[Extracted data entries]
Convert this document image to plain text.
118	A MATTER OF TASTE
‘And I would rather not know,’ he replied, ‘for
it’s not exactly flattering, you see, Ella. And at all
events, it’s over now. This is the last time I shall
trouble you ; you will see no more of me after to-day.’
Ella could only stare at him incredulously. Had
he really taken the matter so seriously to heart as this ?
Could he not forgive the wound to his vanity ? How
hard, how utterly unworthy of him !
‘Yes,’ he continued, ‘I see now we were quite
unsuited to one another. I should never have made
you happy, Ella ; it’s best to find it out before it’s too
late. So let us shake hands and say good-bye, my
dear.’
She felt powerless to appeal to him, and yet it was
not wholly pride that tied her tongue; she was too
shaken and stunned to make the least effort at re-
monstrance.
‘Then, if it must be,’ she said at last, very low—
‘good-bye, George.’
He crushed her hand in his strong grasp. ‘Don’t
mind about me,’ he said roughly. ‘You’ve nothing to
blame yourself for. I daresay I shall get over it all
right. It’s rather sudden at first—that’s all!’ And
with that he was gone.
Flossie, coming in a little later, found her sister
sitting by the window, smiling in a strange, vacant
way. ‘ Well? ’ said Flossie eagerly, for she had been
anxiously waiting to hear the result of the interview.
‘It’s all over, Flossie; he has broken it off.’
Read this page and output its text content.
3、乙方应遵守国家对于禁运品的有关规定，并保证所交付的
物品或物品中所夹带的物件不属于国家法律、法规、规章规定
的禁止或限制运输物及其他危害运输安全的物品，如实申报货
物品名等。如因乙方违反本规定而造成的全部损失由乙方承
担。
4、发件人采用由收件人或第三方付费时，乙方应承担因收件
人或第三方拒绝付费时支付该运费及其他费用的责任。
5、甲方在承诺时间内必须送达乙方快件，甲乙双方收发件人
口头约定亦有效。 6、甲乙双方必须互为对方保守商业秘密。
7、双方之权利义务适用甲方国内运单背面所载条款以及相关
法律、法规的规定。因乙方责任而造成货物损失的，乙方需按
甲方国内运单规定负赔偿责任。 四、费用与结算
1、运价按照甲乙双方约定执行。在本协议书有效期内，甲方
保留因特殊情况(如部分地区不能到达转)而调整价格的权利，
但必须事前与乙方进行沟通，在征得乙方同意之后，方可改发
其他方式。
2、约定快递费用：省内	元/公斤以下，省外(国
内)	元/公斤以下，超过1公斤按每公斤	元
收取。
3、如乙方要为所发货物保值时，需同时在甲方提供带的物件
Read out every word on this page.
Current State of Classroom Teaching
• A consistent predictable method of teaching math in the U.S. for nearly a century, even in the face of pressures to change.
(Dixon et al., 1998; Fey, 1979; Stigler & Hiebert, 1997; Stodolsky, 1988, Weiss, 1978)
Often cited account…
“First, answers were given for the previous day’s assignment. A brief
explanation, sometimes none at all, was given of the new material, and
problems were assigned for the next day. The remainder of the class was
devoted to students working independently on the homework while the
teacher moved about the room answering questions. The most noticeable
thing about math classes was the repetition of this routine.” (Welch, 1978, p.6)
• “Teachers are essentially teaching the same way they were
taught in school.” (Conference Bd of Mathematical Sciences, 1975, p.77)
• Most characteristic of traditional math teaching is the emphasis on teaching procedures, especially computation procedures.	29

* _Task_
Filter the records above for "last" and copy every matching line.

* _Solved problem_
events, it’s over now. This is the last time I shall
‘Then, if it must be,’ she said at last, very low—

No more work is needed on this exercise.